**EXERCISE AIM**. Copy out every line of the data that has the word "stroke" somewhere in it.

**DATA TO EXAMINE**.

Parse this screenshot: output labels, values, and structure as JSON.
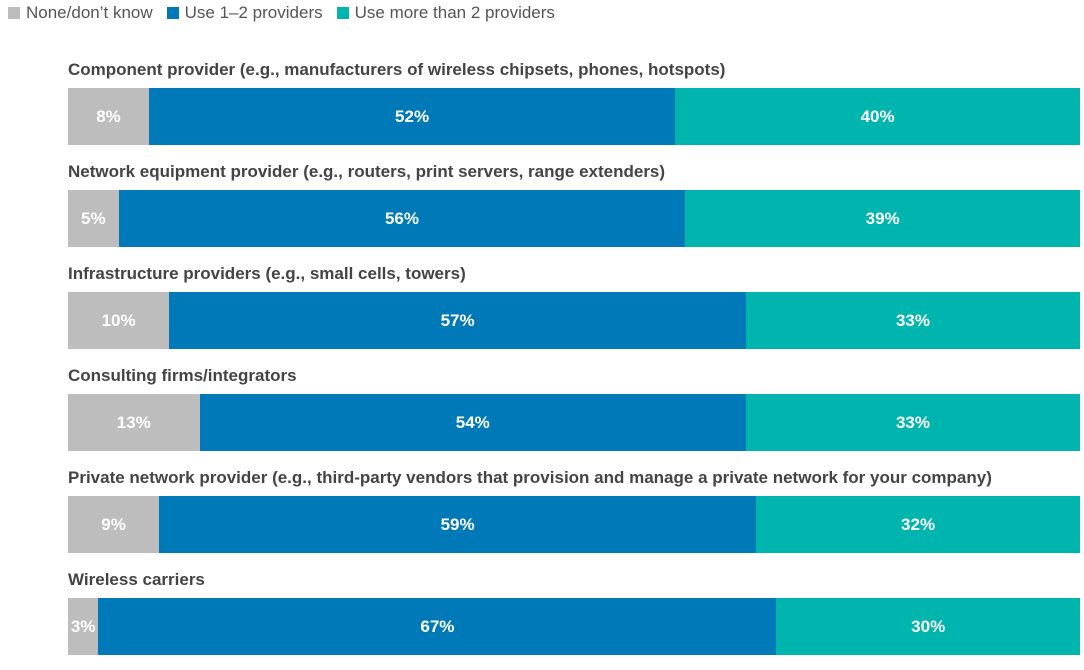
{
  "chart_data": {
    "type": "stacked-bar",
    "orientation": "horizontal",
    "categories": [
      "Component provider (e.g., manufacturers of wireless chipsets, phones, hotspots)",
      "Network equipment provider (e.g., routers, print servers, range extenders)",
      "Infrastructure providers (e.g., small cells, towers)",
      "Consulting firms/integrators",
      "Private network provider (e.g., third-party vendors that provision and manage a private network for your company)",
      "Wireless carriers"
    ],
    "xlim": [
      0,
      100
    ],
    "series": [
      {
        "name": "None/don’t know",
        "color": "#bdbdbd",
        "values": [
          8,
          5,
          10,
          13,
          9,
          3
        ],
        "value_labels": [
          "8%",
          "5%",
          "10%",
          "13%",
          "9%",
          "3%"
        ]
      },
      {
        "name": "Use 1–2 providers",
        "color": "#0079b8",
        "values": [
          52,
          56,
          57,
          54,
          59,
          67
        ],
        "value_labels": [
          "52%",
          "56%",
          "57%",
          "54%",
          "59%",
          "67%"
        ]
      },
      {
        "name": "Use more than 2 providers",
        "color": "#00b5ad",
        "values": [
          40,
          39,
          33,
          33,
          32,
          30
        ],
        "value_labels": [
          "40%",
          "39%",
          "33%",
          "33%",
          "32%",
          "30%"
        ]
      }
    ],
    "legend": "top-left"
  }
}
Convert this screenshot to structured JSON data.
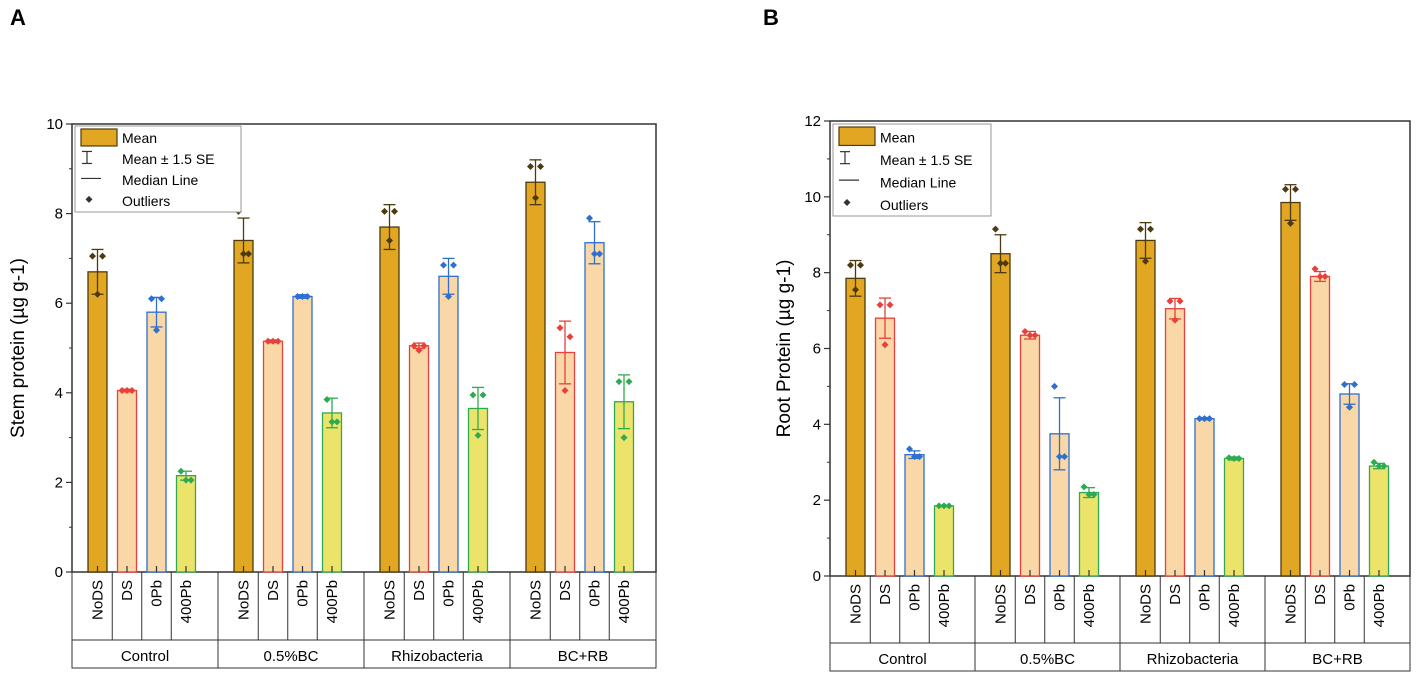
{
  "chart_data": [
    {
      "panel": "A",
      "type": "bar",
      "ylabel": "Stem protein  (µg g-1)",
      "ylim": [
        0,
        10
      ],
      "yticks": [
        0,
        2,
        4,
        6,
        8,
        10
      ],
      "groups": [
        "Control",
        "0.5%BC",
        "Rhizobacteria",
        "BC+RB"
      ],
      "categories": [
        "NoDS",
        "DS",
        "0Pb",
        "400Pb"
      ],
      "legend": [
        "Mean",
        "Mean ± 1.5 SE",
        "Median Line",
        "Outliers"
      ],
      "series": [
        {
          "name": "NoDS",
          "values": [
            6.7,
            7.4,
            7.7,
            8.7
          ],
          "err": [
            0.5,
            0.5,
            0.5,
            0.5
          ],
          "points": [
            [
              7.05,
              7.05,
              6.2
            ],
            [
              8.05,
              7.1,
              7.1
            ],
            [
              8.05,
              8.05,
              7.4
            ],
            [
              9.05,
              9.05,
              8.35
            ]
          ]
        },
        {
          "name": "DS",
          "values": [
            4.05,
            5.15,
            5.05,
            4.9
          ],
          "err": [
            0.03,
            0.03,
            0.06,
            0.7
          ],
          "points": [
            [
              4.05,
              4.05,
              4.05
            ],
            [
              5.15,
              5.15,
              5.15
            ],
            [
              5.05,
              5.05,
              4.95
            ],
            [
              5.45,
              5.25,
              4.05
            ]
          ]
        },
        {
          "name": "0Pb",
          "values": [
            5.8,
            6.15,
            6.6,
            7.35
          ],
          "err": [
            0.33,
            0.04,
            0.4,
            0.47
          ],
          "points": [
            [
              6.1,
              6.1,
              5.4
            ],
            [
              6.15,
              6.15,
              6.15
            ],
            [
              6.85,
              6.85,
              6.15
            ],
            [
              7.9,
              7.1,
              7.1
            ]
          ]
        },
        {
          "name": "400Pb",
          "values": [
            2.15,
            3.55,
            3.65,
            3.8
          ],
          "err": [
            0.1,
            0.33,
            0.47,
            0.6
          ],
          "points": [
            [
              2.25,
              2.05,
              2.05
            ],
            [
              3.85,
              3.35,
              3.35
            ],
            [
              3.95,
              3.95,
              3.05
            ],
            [
              4.25,
              4.25,
              3.0
            ]
          ]
        }
      ]
    },
    {
      "panel": "B",
      "type": "bar",
      "ylabel": "Root Protein (µg g-1)",
      "ylim": [
        0,
        12
      ],
      "yticks": [
        0,
        2,
        4,
        6,
        8,
        10,
        12
      ],
      "groups": [
        "Control",
        "0.5%BC",
        "Rhizobacteria",
        "BC+RB"
      ],
      "categories": [
        "NoDS",
        "DS",
        "0Pb",
        "400Pb"
      ],
      "legend": [
        "Mean",
        "Mean ± 1.5 SE",
        "Median Line",
        "Outliers"
      ],
      "series": [
        {
          "name": "NoDS",
          "values": [
            7.85,
            8.5,
            8.85,
            9.85
          ],
          "err": [
            0.47,
            0.5,
            0.47,
            0.47
          ],
          "points": [
            [
              8.2,
              8.2,
              7.55
            ],
            [
              9.15,
              8.25,
              8.25
            ],
            [
              9.15,
              9.15,
              8.3
            ],
            [
              10.2,
              10.2,
              9.3
            ]
          ]
        },
        {
          "name": "DS",
          "values": [
            6.8,
            6.35,
            7.05,
            7.9
          ],
          "err": [
            0.53,
            0.1,
            0.27,
            0.13
          ],
          "points": [
            [
              7.15,
              7.15,
              6.1
            ],
            [
              6.45,
              6.35,
              6.35
            ],
            [
              7.25,
              7.25,
              6.75
            ],
            [
              8.1,
              7.9,
              7.9
            ]
          ]
        },
        {
          "name": "0Pb",
          "values": [
            3.2,
            3.75,
            4.15,
            4.8
          ],
          "err": [
            0.1,
            0.95,
            0.03,
            0.27
          ],
          "points": [
            [
              3.35,
              3.15,
              3.15
            ],
            [
              5.0,
              3.15,
              3.15
            ],
            [
              4.15,
              4.15,
              4.15
            ],
            [
              5.05,
              5.05,
              4.45
            ]
          ]
        },
        {
          "name": "400Pb",
          "values": [
            1.85,
            2.2,
            3.1,
            2.9
          ],
          "err": [
            0.02,
            0.13,
            0.04,
            0.07
          ],
          "points": [
            [
              1.85,
              1.85,
              1.85
            ],
            [
              2.35,
              2.15,
              2.15
            ],
            [
              3.12,
              3.1,
              3.1
            ],
            [
              3.0,
              2.9,
              2.9
            ]
          ]
        }
      ]
    }
  ],
  "colors": {
    "NoDS": {
      "fill": "#E1A722",
      "stroke": "#4D3A10",
      "point": "#4D3A10"
    },
    "DS": {
      "fill": "#F9D7A6",
      "stroke": "#E8403B",
      "point": "#E8403B"
    },
    "0Pb": {
      "fill": "#F9D7A6",
      "stroke": "#2E6FD0",
      "point": "#2E6FD0"
    },
    "400Pb": {
      "fill": "#ECE46A",
      "stroke": "#2FAA52",
      "point": "#2FAA52"
    }
  }
}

**EXERCISE RESULT**.
      "stroke": "#4D3A10",
      "stroke": "#E8403B",
      "stroke": "#2E6FD0",
      "stroke": "#2FAA52",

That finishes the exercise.